▶ [YOUR GOAL]:
Write out the listing below exactly, and omit any images you find in it.

▶ [MATERIAL]:
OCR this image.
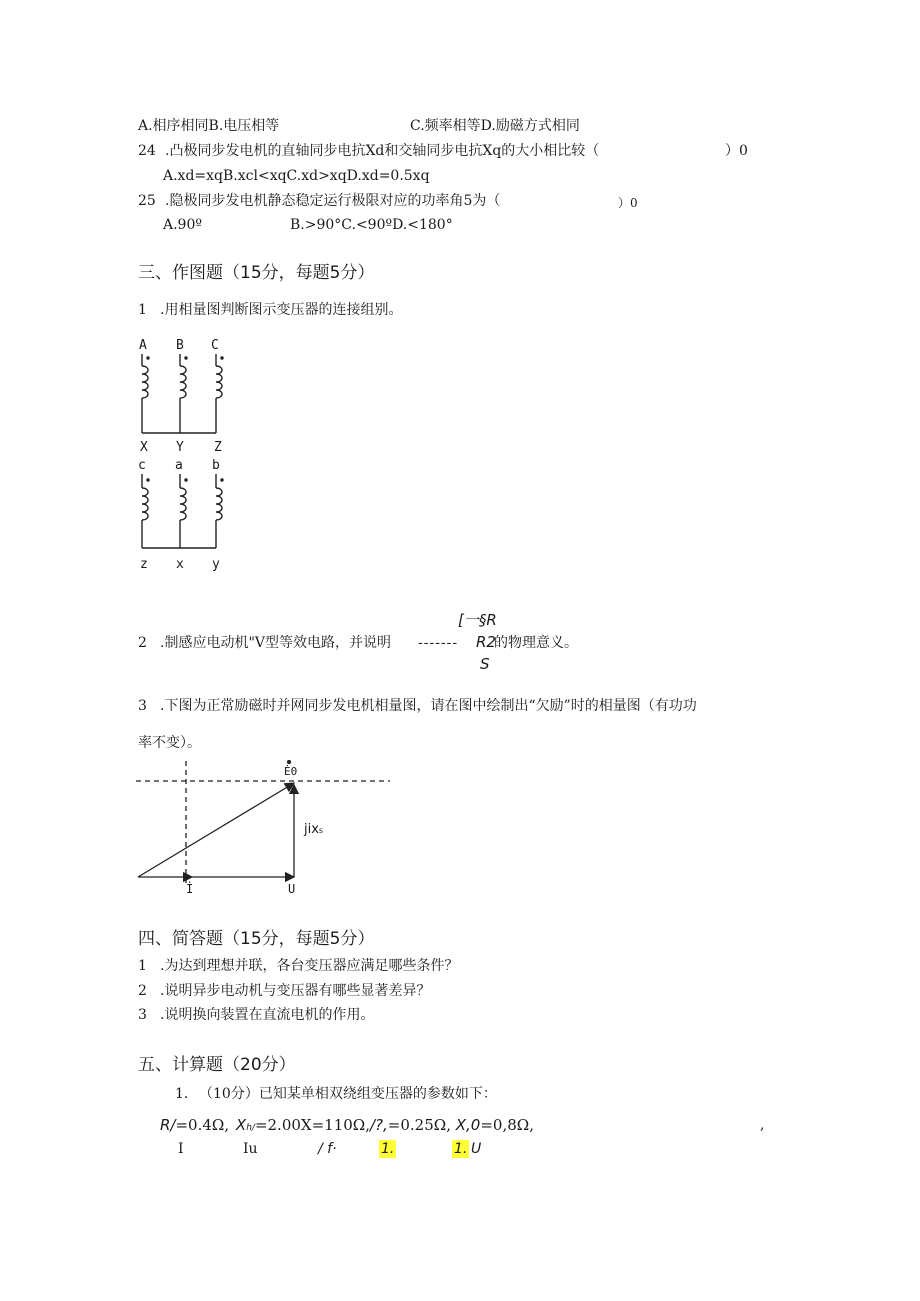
A.相序相同B.电压相等	C.频率相等D.励磁方式相同
24 .凸极同步发电机的直轴同步电抗Xd和交轴同步电抗Xq的大小相比较（	）0
A.xd=xqB.xcl<xqC.xd>xqD.xd=0.5xq
25 .隐极同步发电机静态稳定运行极限对应的功率角5为（	）0
A.90º	B.>90°C.<90ºD.<180°
三、作图题（15分，每题5分）
1 .用相量图判断图示变压器的连接组别。
A B C
X Y Z
c a b
z x y
[一§R
2 .制感应电动机"V型等效电路，并说明 ------- R2
的物理意义。
S
3 .下图为正常励磁时并网同步发电机相量图，请在图中绘制出“欠励”时的相量图（有功功
率不变）。
Ė0
jixs
İ	U
四、简答题（15分，每题5分）
1 .为达到理想并联，各台变压器应满足哪些条件？
2 .说明异步电动机与变压器有哪些显著差异？
3 .说明换向装置在直流电机的作用。
五、计算题（20分）
1. （10分）已知某单相双绕组变压器的参数如下：
R/=0.4Ω, Xh/=2.00X=110Ω,/?,=0.25Ω, X,0=0,8Ω,	,
I	Iu	/ f·	1.	1. U
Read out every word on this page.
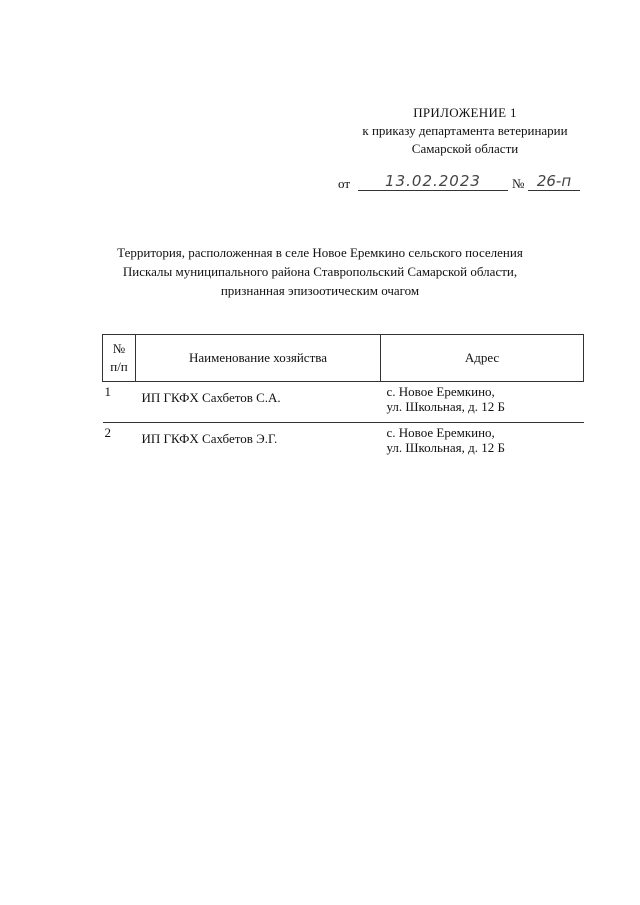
ПРИЛОЖЕНИЕ 1
к приказу департамента ветеринарии
Самарской области
от	13.02.2023	№ 26-п
Территория, расположенная в селе Новое Еремкино сельского поселения
Пискалы муниципального района Ставропольский Самарской области,
признанная эпизоотическим очагом
№
п/п	Наименование хозяйства	Адрес
1	ИП ГКФХ Сахбетов С.А.	с. Новое Еремкино,
ул. Школьная, д. 12 Б

2	ИП ГКФХ Сахбетов Э.Г.	с. Новое Еремкино,
ул. Школьная, д. 12 Б
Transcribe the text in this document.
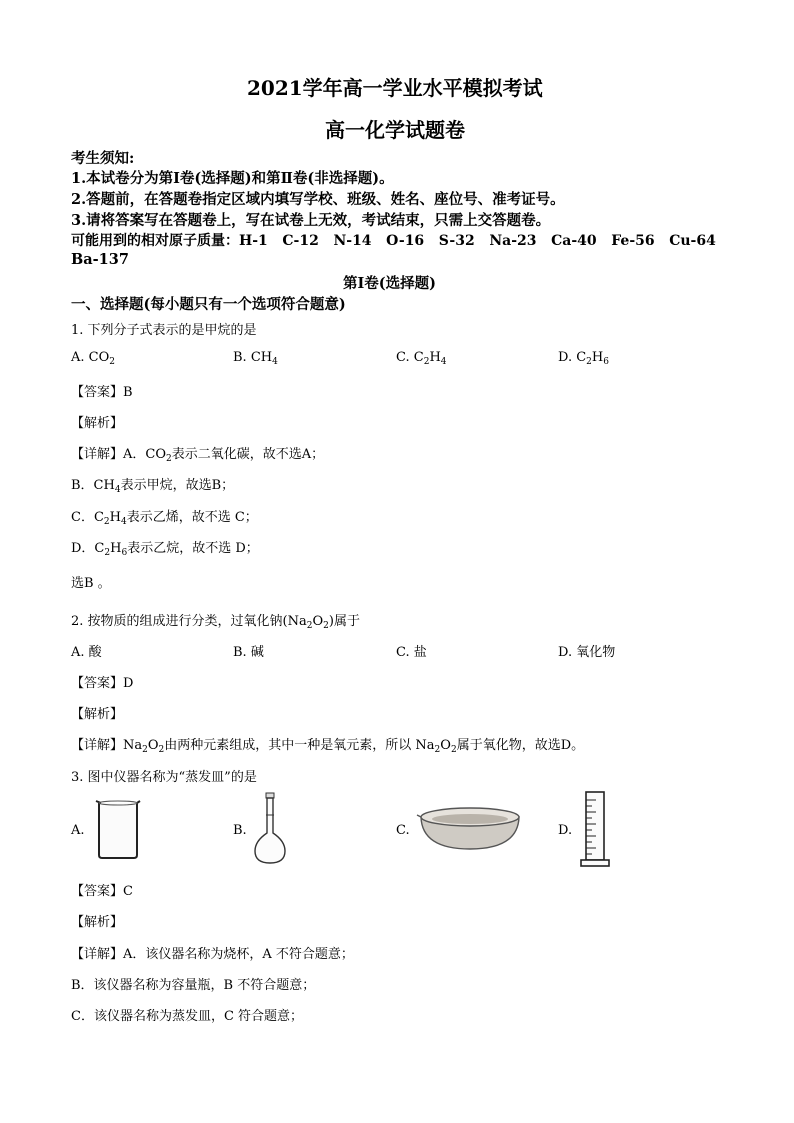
2021学年高一学业水平模拟考试
高一化学试题卷
考生须知:
1.本试卷分为第Ⅰ卷(选择题)和第Ⅱ卷(非选择题)。
2.答题前，在答题卷指定区域内填写学校、班级、姓名、座位号、准考证号。
3.请将答案写在答题卷上，写在试卷上无效，考试结束，只需上交答题卷。
可能用到的相对原子质量：H-1   C-12   N-14   O-16   S-32   Na-23   Ca-40   Fe-56   Cu-64
Ba-137
第Ⅰ卷(选择题)
一、选择题(每小题只有一个选项符合题意)
1. 下列分子式表示的是甲烷的是
A. $CO_2$	B. $CH_4$	C. $C_2H_4$	D. $C_2H_6$
【答案】B
【解析】
【详解】A．$CO_2$表示二氧化碳，故不选A；
B．$CH_4$表示甲烷，故选B；
C．$C_2H_4$表示乙烯，故不选 C；
D．$C_2H_6$表示乙烷，故不选 D；
选B 。
2. 按物质的组成进行分类，过氧化钠$(Na_2O_2)$属于
A. 酸	B. 碱	C. 盐	D. 氧化物
【答案】D
【解析】
【详解】$Na_2O_2$由两种元素组成，其中一种是氧元素，所以 $Na_2O_2$属于氧化物，故选D。
3. 图中仪器名称为“蒸发皿”的是
A.	B.	C.	D.
【答案】C
【解析】
【详解】A．该仪器名称为烧杯，A 不符合题意；
B．该仪器名称为容量瓶，B 不符合题意；
C．该仪器名称为蒸发皿，C 符合题意；
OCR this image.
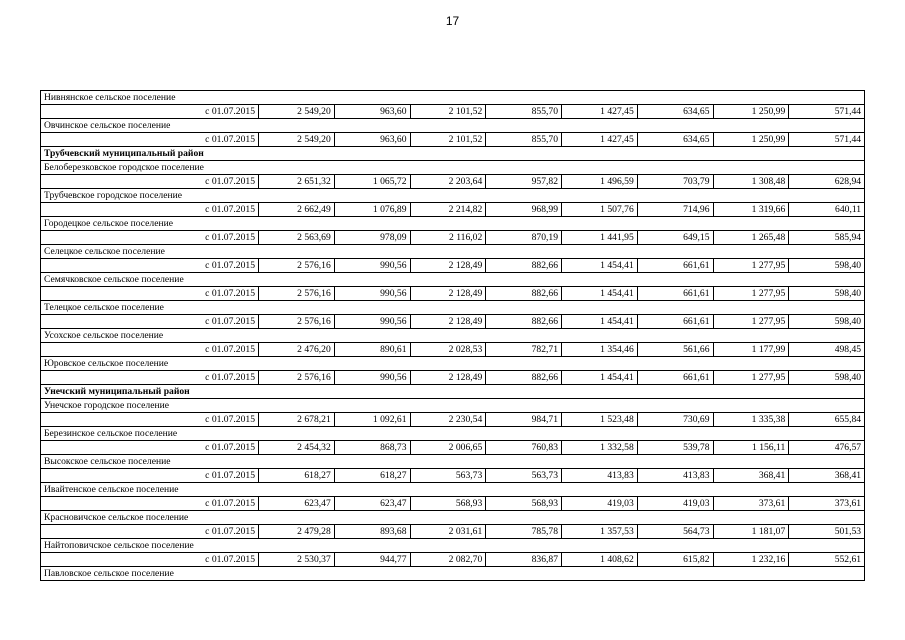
17
Нивнянское сельское поселение								
с 01.07.2015	2 549,20	963,60	2 101,52	855,70	1 427,45	634,65	1 250,99	571,44
Овчинское сельское поселение								
с 01.07.2015	2 549,20	963,60	2 101,52	855,70	1 427,45	634,65	1 250,99	571,44
Трубчевский муниципальный район								
Белоберезковское городское поселение								
с 01.07.2015	2 651,32	1 065,72	2 203,64	957,82	1 496,59	703,79	1 308,48	628,94
Трубчевское городское поселение								
с 01.07.2015	2 662,49	1 076,89	2 214,82	968,99	1 507,76	714,96	1 319,66	640,11
Городецкое сельское поселение								
с 01.07.2015	2 563,69	978,09	2 116,02	870,19	1 441,95	649,15	1 265,48	585,94
Селецкое сельское поселение								
с 01.07.2015	2 576,16	990,56	2 128,49	882,66	1 454,41	661,61	1 277,95	598,40
Семячковское сельское поселение								
с 01.07.2015	2 576,16	990,56	2 128,49	882,66	1 454,41	661,61	1 277,95	598,40
Телецкое сельское поселение								
с 01.07.2015	2 576,16	990,56	2 128,49	882,66	1 454,41	661,61	1 277,95	598,40
Усохское сельское поселение								
с 01.07.2015	2 476,20	890,61	2 028,53	782,71	1 354,46	561,66	1 177,99	498,45
Юровское сельское поселение								
с 01.07.2015	2 576,16	990,56	2 128,49	882,66	1 454,41	661,61	1 277,95	598,40
Унечский муниципальный район								
Унечское городское поселение								
с 01.07.2015	2 678,21	1 092,61	2 230,54	984,71	1 523,48	730,69	1 335,38	655,84
Березинское сельское поселение								
с 01.07.2015	2 454,32	868,73	2 006,65	760,83	1 332,58	539,78	1 156,11	476,57
Высокское сельское поселение								
с 01.07.2015	618,27	618,27	563,73	563,73	413,83	413,83	368,41	368,41
Ивайтенское сельское поселение								
с 01.07.2015	623,47	623,47	568,93	568,93	419,03	419,03	373,61	373,61
Красновичское сельское поселение								
с 01.07.2015	2 479,28	893,68	2 031,61	785,78	1 357,53	564,73	1 181,07	501,53
Найтоповичское сельское поселение								
с 01.07.2015	2 530,37	944,77	2 082,70	836,87	1 408,62	615,82	1 232,16	552,61
Павловское сельское поселение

▶ [WRITTEN RESPONSE]:
OCR this image.
A.相序相同B.电压相等	C.频率相等D.励磁方式相同
24 .凸极同步发电机的直轴同步电抗Xd和交轴同步电抗Xq的大小相比较（	）0
A.xd=xqB.xcl<xqC.xd>xqD.xd=0.5xq
25 .隐极同步发电机静态稳定运行极限对应的功率角5为（	）0
A.90º	B.>90°C.<90ºD.<180°
三、作图题（15分，每题5分）
1 .用相量图判断图示变压器的连接组别。
A B C
X Y Z
c a b
z x y
[一§R
2 .制感应电动机"V型等效电路，并说明 ------- R2
的物理意义。
S
3 .下图为正常励磁时并网同步发电机相量图，请在图中绘制出“欠励”时的相量图（有功功
率不变）。
Ė0
jixs
İ	U
四、简答题（15分，每题5分）
1 .为达到理想并联，各台变压器应满足哪些条件？
2 .说明异步电动机与变压器有哪些显著差异？
3 .说明换向装置在直流电机的作用。
五、计算题（20分）
1. （10分）已知某单相双绕组变压器的参数如下：
R/=0.4Ω, Xh/=2.00X=110Ω,/?,=0.25Ω, X,0=0,8Ω,	,
I	Iu	/ f·	1.	1. U
Read out every word on this page.
ПРИЛОЖЕНИЕ 1
к приказу департамента ветеринарии
Самарской области
от	13.02.2023	№ 26-п
Территория, расположенная в селе Новое Еремкино сельского поселения
Пискалы муниципального района Ставропольский Самарской области,
признанная эпизоотическим очагом
№
п/п	Наименование хозяйства	Адрес
1	ИП ГКФХ Сахбетов С.А.	с. Новое Еремкино,
ул. Школьная, д. 12 Б

2	ИП ГКФХ Сахбетов Э.Г.	с. Новое Еремкино,
ул. Школьная, д. 12 Б
Transcribe the text in this document.
2021学年高一学业水平模拟考试
高一化学试题卷
考生须知:
1.本试卷分为第Ⅰ卷(选择题)和第Ⅱ卷(非选择题)。
2.答题前，在答题卷指定区域内填写学校、班级、姓名、座位号、准考证号。
3.请将答案写在答题卷上，写在试卷上无效，考试结束，只需上交答题卷。
可能用到的相对原子质量：H-1   C-12   N-14   O-16   S-32   Na-23   Ca-40   Fe-56   Cu-64
Ba-137
第Ⅰ卷(选择题)
一、选择题(每小题只有一个选项符合题意)
1. 下列分子式表示的是甲烷的是
A. $CO_2$	B. $CH_4$	C. $C_2H_4$	D. $C_2H_6$
【答案】B
【解析】
【详解】A．$CO_2$表示二氧化碳，故不选A；
B．$CH_4$表示甲烷，故选B；
C．$C_2H_4$表示乙烯，故不选 C；
D．$C_2H_6$表示乙烷，故不选 D；
选B 。
2. 按物质的组成进行分类，过氧化钠$(Na_2O_2)$属于
A. 酸	B. 碱	C. 盐	D. 氧化物
【答案】D
【解析】
【详解】$Na_2O_2$由两种元素组成，其中一种是氧元素，所以 $Na_2O_2$属于氧化物，故选D。
3. 图中仪器名称为“蒸发皿”的是
A.	B.	C.	D.
【答案】C
【解析】
【详解】A．该仪器名称为烧杯，A 不符合题意；
B．该仪器名称为容量瓶，B 不符合题意；
C．该仪器名称为蒸发皿，C 符合题意；
OCR this image.
17
Нивнянское сельское поселение								
с 01.07.2015	2 549,20	963,60	2 101,52	855,70	1 427,45	634,65	1 250,99	571,44
Овчинское сельское поселение								
с 01.07.2015	2 549,20	963,60	2 101,52	855,70	1 427,45	634,65	1 250,99	571,44
Трубчевский муниципальный район								
Белоберезковское городское поселение								
с 01.07.2015	2 651,32	1 065,72	2 203,64	957,82	1 496,59	703,79	1 308,48	628,94
Трубчевское городское поселение								
с 01.07.2015	2 662,49	1 076,89	2 214,82	968,99	1 507,76	714,96	1 319,66	640,11
Городецкое сельское поселение								
с 01.07.2015	2 563,69	978,09	2 116,02	870,19	1 441,95	649,15	1 265,48	585,94
Селецкое сельское поселение								
с 01.07.2015	2 576,16	990,56	2 128,49	882,66	1 454,41	661,61	1 277,95	598,40
Семячковское сельское поселение								
с 01.07.2015	2 576,16	990,56	2 128,49	882,66	1 454,41	661,61	1 277,95	598,40
Телецкое сельское поселение								
с 01.07.2015	2 576,16	990,56	2 128,49	882,66	1 454,41	661,61	1 277,95	598,40
Усохское сельское поселение								
с 01.07.2015	2 476,20	890,61	2 028,53	782,71	1 354,46	561,66	1 177,99	498,45
Юровское сельское поселение								
с 01.07.2015	2 576,16	990,56	2 128,49	882,66	1 454,41	661,61	1 277,95	598,40
Унечский муниципальный район								
Унечское городское поселение								
с 01.07.2015	2 678,21	1 092,61	2 230,54	984,71	1 523,48	730,69	1 335,38	655,84
Березинское сельское поселение								
с 01.07.2015	2 454,32	868,73	2 006,65	760,83	1 332,58	539,78	1 156,11	476,57
Высокское сельское поселение								
с 01.07.2015	618,27	618,27	563,73	563,73	413,83	413,83	368,41	368,41
Ивайтенское сельское поселение								
с 01.07.2015	623,47	623,47	568,93	568,93	419,03	419,03	373,61	373,61
Красновичское сельское поселение								
с 01.07.2015	2 479,28	893,68	2 031,61	785,78	1 357,53	564,73	1 181,07	501,53
Найтоповичское сельское поселение								
с 01.07.2015	2 530,37	944,77	2 082,70	836,87	1 408,62	615,82	1 232,16	552,61
Павловское сельское поселение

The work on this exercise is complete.